:: Recorded information ::
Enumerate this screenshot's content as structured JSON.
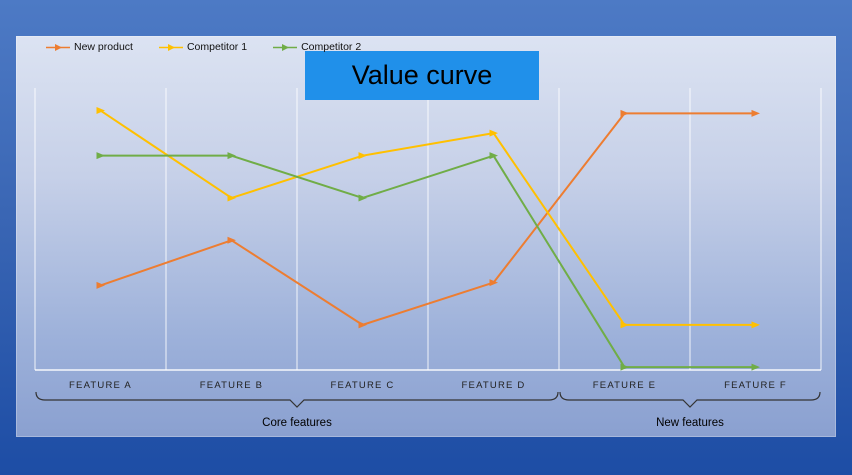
{
  "title_box": {
    "text": "Value curve",
    "background": "#2090ea",
    "text_color": "#000000"
  },
  "chart_data": {
    "type": "line",
    "title": "Value curve",
    "categories": [
      "FEATURE A",
      "FEATURE B",
      "FEATURE C",
      "FEATURE D",
      "FEATURE E",
      "FEATURE F"
    ],
    "series": [
      {
        "name": "New product",
        "color": "#ed7d31",
        "values": [
          3.0,
          4.6,
          1.6,
          3.1,
          9.1,
          9.1
        ]
      },
      {
        "name": "Competitor 1",
        "color": "#ffc000",
        "values": [
          9.2,
          6.1,
          7.6,
          8.4,
          1.6,
          1.6
        ]
      },
      {
        "name": "Competitor 2",
        "color": "#70ad47",
        "values": [
          7.6,
          7.6,
          6.1,
          7.6,
          0.1,
          0.1
        ]
      }
    ],
    "ylim": [
      0,
      10
    ],
    "xlabel": "",
    "ylabel": "",
    "legend_position": "top-left",
    "grid": "vertical-white-gridlines",
    "groups": [
      {
        "label": "Core features",
        "from": 0,
        "to": 3
      },
      {
        "label": "New features",
        "from": 4,
        "to": 5
      }
    ],
    "axis_label_color": "#222222",
    "brace_color": "#333333"
  }
}
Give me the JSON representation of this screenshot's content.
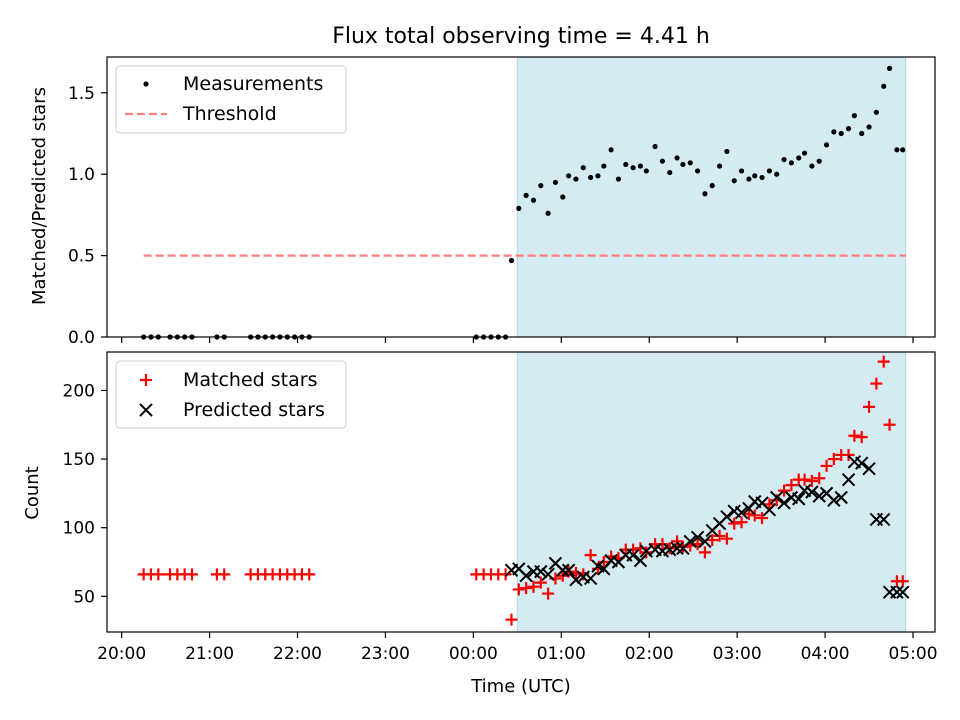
:::
Set problem:
Of all the lines in the data above, state how many include "this". Say only the number.

Task solution:
2